> **Work to be completed**:
Each entry must be given again exactly; images do not belong in the copy.

> **Data section**:

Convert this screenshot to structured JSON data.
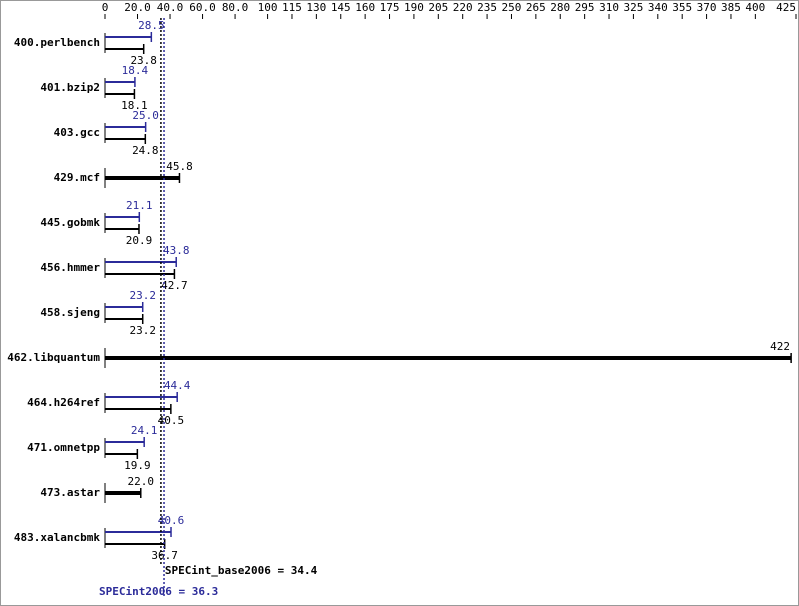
{
  "chart_data": {
    "type": "bar",
    "orientation": "horizontal",
    "categories": [
      "400.perlbench",
      "401.bzip2",
      "403.gcc",
      "429.mcf",
      "445.gobmk",
      "456.hmmer",
      "458.sjeng",
      "462.libquantum",
      "464.h264ref",
      "471.omnetpp",
      "473.astar",
      "483.xalancbmk"
    ],
    "series": [
      {
        "color": "#2b2b99",
        "values": [
          28.5,
          18.4,
          25.0,
          null,
          21.1,
          43.8,
          23.2,
          null,
          44.4,
          24.1,
          null,
          40.6
        ],
        "value_labels": [
          "28.5",
          "18.4",
          "25.0",
          null,
          "21.1",
          "43.8",
          "23.2",
          null,
          "44.4",
          "24.1",
          null,
          "40.6"
        ]
      },
      {
        "color": "#000000",
        "values": [
          23.8,
          18.1,
          24.8,
          45.8,
          20.9,
          42.7,
          23.2,
          422,
          40.5,
          19.9,
          22.0,
          36.7
        ],
        "value_labels": [
          "23.8",
          "18.1",
          "24.8",
          "45.8",
          "20.9",
          "42.7",
          "23.2",
          "422",
          "40.5",
          "19.9",
          "22.0",
          "36.7"
        ]
      }
    ],
    "xlim": [
      0,
      425
    ],
    "xticks": [
      0,
      {
        "value": 20,
        "label": "20.0"
      },
      {
        "value": 40,
        "label": "40.0"
      },
      {
        "value": 60,
        "label": "60.0"
      },
      {
        "value": 80,
        "label": "80.0"
      },
      100,
      115,
      130,
      145,
      160,
      175,
      190,
      205,
      220,
      235,
      250,
      265,
      280,
      295,
      310,
      325,
      340,
      355,
      370,
      385,
      400,
      425
    ],
    "reference_lines": [
      {
        "label": "SPECint_base2006 = 34.4",
        "value": 34.4,
        "color": "#000000"
      },
      {
        "label": "SPECint2006 = 36.3",
        "value": 36.3,
        "color": "#2b2b99"
      }
    ]
  }
}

> **Response to the task**:
Convert this screenshot to structured JSON data.
{
  "chart_data": {
    "type": "bar",
    "orientation": "horizontal",
    "categories": [
      "400.perlbench",
      "401.bzip2",
      "403.gcc",
      "429.mcf",
      "445.gobmk",
      "456.hmmer",
      "458.sjeng",
      "462.libquantum",
      "464.h264ref",
      "471.omnetpp",
      "473.astar",
      "483.xalancbmk"
    ],
    "series": [
      {
        "color": "#2b2b99",
        "values": [
          28.5,
          18.4,
          25.0,
          null,
          21.1,
          43.8,
          23.2,
          null,
          44.4,
          24.1,
          null,
          40.6
        ],
        "value_labels": [
          "28.5",
          "18.4",
          "25.0",
          null,
          "21.1",
          "43.8",
          "23.2",
          null,
          "44.4",
          "24.1",
          null,
          "40.6"
        ]
      },
      {
        "color": "#000000",
        "values": [
          23.8,
          18.1,
          24.8,
          45.8,
          20.9,
          42.7,
          23.2,
          422,
          40.5,
          19.9,
          22.0,
          36.7
        ],
        "value_labels": [
          "23.8",
          "18.1",
          "24.8",
          "45.8",
          "20.9",
          "42.7",
          "23.2",
          "422",
          "40.5",
          "19.9",
          "22.0",
          "36.7"
        ]
      }
    ],
    "xlim": [
      0,
      425
    ],
    "xticks": [
      0,
      {
        "value": 20,
        "label": "20.0"
      },
      {
        "value": 40,
        "label": "40.0"
      },
      {
        "value": 60,
        "label": "60.0"
      },
      {
        "value": 80,
        "label": "80.0"
      },
      100,
      115,
      130,
      145,
      160,
      175,
      190,
      205,
      220,
      235,
      250,
      265,
      280,
      295,
      310,
      325,
      340,
      355,
      370,
      385,
      400,
      425
    ],
    "reference_lines": [
      {
        "label": "SPECint_base2006 = 34.4",
        "value": 34.4,
        "color": "#000000"
      },
      {
        "label": "SPECint2006 = 36.3",
        "value": 36.3,
        "color": "#2b2b99"
      }
    ]
  }
}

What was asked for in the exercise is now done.